= Excerpt provided =
────────────────

Thursday, November 26, 2009

Small case in favor of setter injection

In general setter injection is frowned upon. The main reason is mostly that an object should have all its dependencies at the creation time. That is very reasonable, but I find it a tad on the paranoid side. Or better put, I have been using setter injection only and have not found any problem ever. Furthermore, by having setter injection my objects and test code has remained cleaner than the alternative options.

Here are the rules

  • Depend only on interfaces
  • Don't use new
  • Don't define constructors in the class

Depending always on interfaces sounds extremist. But it happens naturally if a system is developed outside-in mocking the dependencies. The principal advantage of mocking is increased focus at the time of writing the code, the decoupledness is a side effect. Another side effect is that the interface becomes the public interface of the class.

Therefore making things public in the class doesn't break encapsulation. I do confess that having more public and virtual elements in the class obscures the understanding of what the class offers. But the interface is right there and it's easy to see what the class is exposing to others thru it.

Depending only on interfaces needs to be accompanied by forbidding the use of new. If an object has a dependency say "Command ToSave;" and does "ToSave = new SaveCommand();" to create it. The class would have a dependency on both the interface Command and the class SaveCommand.

────────────────

= Provided records =

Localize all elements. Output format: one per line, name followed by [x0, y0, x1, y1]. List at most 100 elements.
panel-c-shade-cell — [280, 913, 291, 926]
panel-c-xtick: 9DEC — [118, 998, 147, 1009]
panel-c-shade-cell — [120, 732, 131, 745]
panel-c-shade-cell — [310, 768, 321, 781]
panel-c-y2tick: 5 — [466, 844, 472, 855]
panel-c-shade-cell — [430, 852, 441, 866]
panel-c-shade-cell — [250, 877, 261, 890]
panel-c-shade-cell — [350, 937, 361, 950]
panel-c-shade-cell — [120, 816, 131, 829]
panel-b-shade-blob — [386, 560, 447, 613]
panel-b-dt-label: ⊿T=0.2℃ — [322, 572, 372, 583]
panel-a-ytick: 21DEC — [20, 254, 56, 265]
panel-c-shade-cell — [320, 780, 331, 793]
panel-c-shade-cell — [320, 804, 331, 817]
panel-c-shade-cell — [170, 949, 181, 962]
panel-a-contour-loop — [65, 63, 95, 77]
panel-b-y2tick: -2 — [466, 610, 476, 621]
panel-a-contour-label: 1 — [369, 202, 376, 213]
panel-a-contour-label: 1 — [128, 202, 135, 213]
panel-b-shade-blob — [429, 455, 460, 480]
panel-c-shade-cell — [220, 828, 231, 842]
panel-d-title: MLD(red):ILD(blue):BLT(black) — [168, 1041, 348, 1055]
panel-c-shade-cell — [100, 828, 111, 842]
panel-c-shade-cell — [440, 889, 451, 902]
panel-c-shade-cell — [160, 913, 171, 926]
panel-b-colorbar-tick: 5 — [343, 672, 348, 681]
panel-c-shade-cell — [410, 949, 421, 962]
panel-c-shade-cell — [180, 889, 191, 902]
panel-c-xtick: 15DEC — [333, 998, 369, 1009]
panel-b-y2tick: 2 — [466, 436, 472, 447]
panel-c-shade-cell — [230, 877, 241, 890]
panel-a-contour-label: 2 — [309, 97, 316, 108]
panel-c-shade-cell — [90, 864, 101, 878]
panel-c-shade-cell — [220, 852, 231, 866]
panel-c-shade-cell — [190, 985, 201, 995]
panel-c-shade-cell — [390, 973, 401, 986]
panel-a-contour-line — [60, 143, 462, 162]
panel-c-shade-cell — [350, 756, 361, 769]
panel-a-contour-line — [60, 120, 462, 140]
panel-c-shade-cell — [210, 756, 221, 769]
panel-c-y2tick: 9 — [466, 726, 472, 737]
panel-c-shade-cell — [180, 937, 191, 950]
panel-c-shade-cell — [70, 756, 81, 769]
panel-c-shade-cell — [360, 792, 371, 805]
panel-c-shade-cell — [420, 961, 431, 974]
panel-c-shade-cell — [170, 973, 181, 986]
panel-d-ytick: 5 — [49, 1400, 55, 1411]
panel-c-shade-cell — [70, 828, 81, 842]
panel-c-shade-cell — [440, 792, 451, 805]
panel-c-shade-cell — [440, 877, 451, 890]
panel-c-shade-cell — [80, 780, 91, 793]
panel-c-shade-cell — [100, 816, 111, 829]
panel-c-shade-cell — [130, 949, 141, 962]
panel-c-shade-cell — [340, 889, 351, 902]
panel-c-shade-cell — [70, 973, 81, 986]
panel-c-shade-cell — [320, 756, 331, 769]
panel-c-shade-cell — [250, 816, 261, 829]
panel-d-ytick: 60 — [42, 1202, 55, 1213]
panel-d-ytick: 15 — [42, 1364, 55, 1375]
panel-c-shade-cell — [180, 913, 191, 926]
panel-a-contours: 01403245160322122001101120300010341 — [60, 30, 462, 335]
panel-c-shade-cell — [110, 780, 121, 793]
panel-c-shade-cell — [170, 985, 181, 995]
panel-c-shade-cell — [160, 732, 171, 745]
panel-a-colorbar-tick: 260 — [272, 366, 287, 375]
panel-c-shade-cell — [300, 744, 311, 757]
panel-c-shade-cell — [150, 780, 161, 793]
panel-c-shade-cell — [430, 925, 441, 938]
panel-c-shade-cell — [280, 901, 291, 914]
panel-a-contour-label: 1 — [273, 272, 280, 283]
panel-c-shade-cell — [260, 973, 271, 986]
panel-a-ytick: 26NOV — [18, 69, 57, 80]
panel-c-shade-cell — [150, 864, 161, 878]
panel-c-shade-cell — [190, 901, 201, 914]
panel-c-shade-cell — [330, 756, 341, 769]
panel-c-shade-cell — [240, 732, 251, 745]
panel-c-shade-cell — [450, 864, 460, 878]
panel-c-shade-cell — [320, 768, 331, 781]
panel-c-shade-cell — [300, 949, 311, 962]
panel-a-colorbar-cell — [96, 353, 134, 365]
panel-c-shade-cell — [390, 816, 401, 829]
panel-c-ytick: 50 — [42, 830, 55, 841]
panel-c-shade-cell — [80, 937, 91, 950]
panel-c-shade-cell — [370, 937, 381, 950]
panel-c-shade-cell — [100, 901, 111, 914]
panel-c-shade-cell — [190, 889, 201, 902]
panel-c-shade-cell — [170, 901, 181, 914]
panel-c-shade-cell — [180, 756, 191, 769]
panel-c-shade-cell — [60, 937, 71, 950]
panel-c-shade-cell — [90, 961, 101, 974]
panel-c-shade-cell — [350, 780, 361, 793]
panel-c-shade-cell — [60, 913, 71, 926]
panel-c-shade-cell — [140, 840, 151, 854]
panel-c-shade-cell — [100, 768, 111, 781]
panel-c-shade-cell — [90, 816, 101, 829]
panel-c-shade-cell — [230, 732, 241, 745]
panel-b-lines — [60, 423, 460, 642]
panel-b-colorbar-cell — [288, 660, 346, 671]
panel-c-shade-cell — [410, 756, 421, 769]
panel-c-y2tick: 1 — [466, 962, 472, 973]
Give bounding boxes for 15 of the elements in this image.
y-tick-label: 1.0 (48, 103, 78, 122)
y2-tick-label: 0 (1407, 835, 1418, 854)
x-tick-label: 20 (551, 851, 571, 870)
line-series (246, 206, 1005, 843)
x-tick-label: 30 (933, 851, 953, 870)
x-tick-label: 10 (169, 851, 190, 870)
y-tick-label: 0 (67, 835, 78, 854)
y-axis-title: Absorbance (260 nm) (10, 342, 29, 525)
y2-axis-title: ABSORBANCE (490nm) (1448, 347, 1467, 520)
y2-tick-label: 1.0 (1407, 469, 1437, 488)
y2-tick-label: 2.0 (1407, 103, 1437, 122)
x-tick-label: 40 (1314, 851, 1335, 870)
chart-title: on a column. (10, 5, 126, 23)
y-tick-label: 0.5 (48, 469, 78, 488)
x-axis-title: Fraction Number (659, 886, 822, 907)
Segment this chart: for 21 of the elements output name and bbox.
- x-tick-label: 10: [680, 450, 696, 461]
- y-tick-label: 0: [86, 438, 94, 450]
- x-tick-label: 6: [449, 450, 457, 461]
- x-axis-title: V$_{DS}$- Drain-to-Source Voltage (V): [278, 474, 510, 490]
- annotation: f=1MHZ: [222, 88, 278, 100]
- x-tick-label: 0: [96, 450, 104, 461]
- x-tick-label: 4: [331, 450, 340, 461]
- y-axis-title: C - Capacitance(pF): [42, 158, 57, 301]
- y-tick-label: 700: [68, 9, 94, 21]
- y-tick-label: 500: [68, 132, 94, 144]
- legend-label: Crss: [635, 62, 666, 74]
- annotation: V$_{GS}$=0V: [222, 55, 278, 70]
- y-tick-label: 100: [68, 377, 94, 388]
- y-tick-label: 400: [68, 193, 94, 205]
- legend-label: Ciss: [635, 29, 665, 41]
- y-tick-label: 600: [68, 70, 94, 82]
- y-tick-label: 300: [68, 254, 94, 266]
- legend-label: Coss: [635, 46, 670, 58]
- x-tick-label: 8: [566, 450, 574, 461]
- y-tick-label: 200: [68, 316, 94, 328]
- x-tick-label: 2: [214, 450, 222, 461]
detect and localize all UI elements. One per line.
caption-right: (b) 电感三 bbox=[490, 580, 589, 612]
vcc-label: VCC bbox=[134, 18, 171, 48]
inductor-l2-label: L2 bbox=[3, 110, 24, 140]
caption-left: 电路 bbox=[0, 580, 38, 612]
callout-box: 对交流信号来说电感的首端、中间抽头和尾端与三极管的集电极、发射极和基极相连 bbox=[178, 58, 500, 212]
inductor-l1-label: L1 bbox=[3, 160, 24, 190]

────────────────

= Directions =
Extend the setter injection post past its final sentence, keeping the author's voice and argument. The entries have no connection to the blog post about setter injection.

= Result of the exercise =
Once new is forbidden there are two ways to create a class, either by having a factory object or by using a DI framework. Both approaches would lead to the decision of setter injection vs constructor injection. I chose setter because the class ends up cleaner that way by not needing constructor logic.

There's no way of generating an object on an unstable state because the dependencies are either injected by a framework or they had to be passed as args to the factory method. There's a backdoor to the object via new but it is simply forbidden and conveniently available to the test code.

The test code becomes simpler because we need to mock only the dependencies involved on a particular behavior. It is a smell to have multiple dependencies and only some of them needed at a given time but it happens. Even if it's only at some stage before the object is refactored into a better design.